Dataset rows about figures
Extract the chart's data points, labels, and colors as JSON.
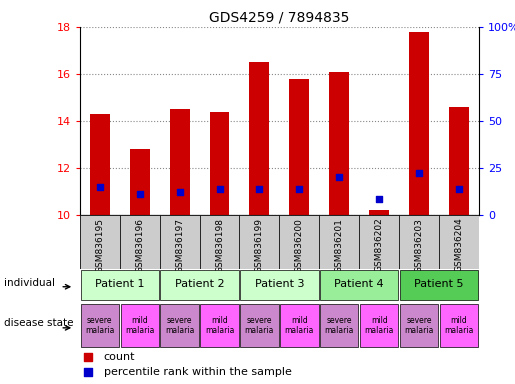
{
  "title": "GDS4259 / 7894835",
  "samples": [
    "GSM836195",
    "GSM836196",
    "GSM836197",
    "GSM836198",
    "GSM836199",
    "GSM836200",
    "GSM836201",
    "GSM836202",
    "GSM836203",
    "GSM836204"
  ],
  "bar_values": [
    14.3,
    12.8,
    14.5,
    14.4,
    16.5,
    15.8,
    16.1,
    10.2,
    17.8,
    14.6
  ],
  "bar_base": 10.0,
  "percentile_values": [
    11.2,
    10.9,
    11.0,
    11.1,
    11.1,
    11.1,
    11.6,
    10.7,
    11.8,
    11.1
  ],
  "ylim": [
    10,
    18
  ],
  "yticks": [
    10,
    12,
    14,
    16,
    18
  ],
  "right_yticks": [
    0,
    25,
    50,
    75,
    100
  ],
  "right_ylim": [
    0,
    100
  ],
  "patients": [
    {
      "label": "Patient 1",
      "cols": [
        0,
        1
      ],
      "color": "#ccffcc"
    },
    {
      "label": "Patient 2",
      "cols": [
        2,
        3
      ],
      "color": "#ccffcc"
    },
    {
      "label": "Patient 3",
      "cols": [
        4,
        5
      ],
      "color": "#ccffcc"
    },
    {
      "label": "Patient 4",
      "cols": [
        6,
        7
      ],
      "color": "#99ee99"
    },
    {
      "label": "Patient 5",
      "cols": [
        8,
        9
      ],
      "color": "#55cc55"
    }
  ],
  "disease_states": [
    "severe\nmalaria",
    "mild\nmalaria",
    "severe\nmalaria",
    "mild\nmalaria",
    "severe\nmalaria",
    "mild\nmalaria",
    "severe\nmalaria",
    "mild\nmalaria",
    "severe\nmalaria",
    "mild\nmalaria"
  ],
  "disease_colors_severe": "#cc88cc",
  "disease_colors_mild": "#ff66ff",
  "disease_colors": [
    "#cc88cc",
    "#ff66ff",
    "#cc88cc",
    "#ff66ff",
    "#cc88cc",
    "#ff66ff",
    "#cc88cc",
    "#ff66ff",
    "#cc88cc",
    "#ff66ff"
  ],
  "bar_color": "#cc0000",
  "percentile_color": "#0000cc",
  "grid_color": "#888888",
  "bg_color": "#ffffff",
  "sample_bg_color": "#cccccc",
  "individual_label": "individual",
  "disease_label": "disease state",
  "legend_count": "count",
  "legend_pct": "percentile rank within the sample"
}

## [Required action]
Transcribe the records word for word and include no pictures.

## [Worked solution]
Extract the chart's data points, labels, and colors as JSON.
{
  "title": "GDS4259 / 7894835",
  "samples": [
    "GSM836195",
    "GSM836196",
    "GSM836197",
    "GSM836198",
    "GSM836199",
    "GSM836200",
    "GSM836201",
    "GSM836202",
    "GSM836203",
    "GSM836204"
  ],
  "bar_values": [
    14.3,
    12.8,
    14.5,
    14.4,
    16.5,
    15.8,
    16.1,
    10.2,
    17.8,
    14.6
  ],
  "bar_base": 10.0,
  "percentile_values": [
    11.2,
    10.9,
    11.0,
    11.1,
    11.1,
    11.1,
    11.6,
    10.7,
    11.8,
    11.1
  ],
  "ylim": [
    10,
    18
  ],
  "yticks": [
    10,
    12,
    14,
    16,
    18
  ],
  "right_yticks": [
    0,
    25,
    50,
    75,
    100
  ],
  "right_ylim": [
    0,
    100
  ],
  "patients": [
    {
      "label": "Patient 1",
      "cols": [
        0,
        1
      ],
      "color": "#ccffcc"
    },
    {
      "label": "Patient 2",
      "cols": [
        2,
        3
      ],
      "color": "#ccffcc"
    },
    {
      "label": "Patient 3",
      "cols": [
        4,
        5
      ],
      "color": "#ccffcc"
    },
    {
      "label": "Patient 4",
      "cols": [
        6,
        7
      ],
      "color": "#99ee99"
    },
    {
      "label": "Patient 5",
      "cols": [
        8,
        9
      ],
      "color": "#55cc55"
    }
  ],
  "disease_states": [
    "severe\nmalaria",
    "mild\nmalaria",
    "severe\nmalaria",
    "mild\nmalaria",
    "severe\nmalaria",
    "mild\nmalaria",
    "severe\nmalaria",
    "mild\nmalaria",
    "severe\nmalaria",
    "mild\nmalaria"
  ],
  "disease_colors_severe": "#cc88cc",
  "disease_colors_mild": "#ff66ff",
  "disease_colors": [
    "#cc88cc",
    "#ff66ff",
    "#cc88cc",
    "#ff66ff",
    "#cc88cc",
    "#ff66ff",
    "#cc88cc",
    "#ff66ff",
    "#cc88cc",
    "#ff66ff"
  ],
  "bar_color": "#cc0000",
  "percentile_color": "#0000cc",
  "grid_color": "#888888",
  "bg_color": "#ffffff",
  "sample_bg_color": "#cccccc",
  "individual_label": "individual",
  "disease_label": "disease state",
  "legend_count": "count",
  "legend_pct": "percentile rank within the sample"
}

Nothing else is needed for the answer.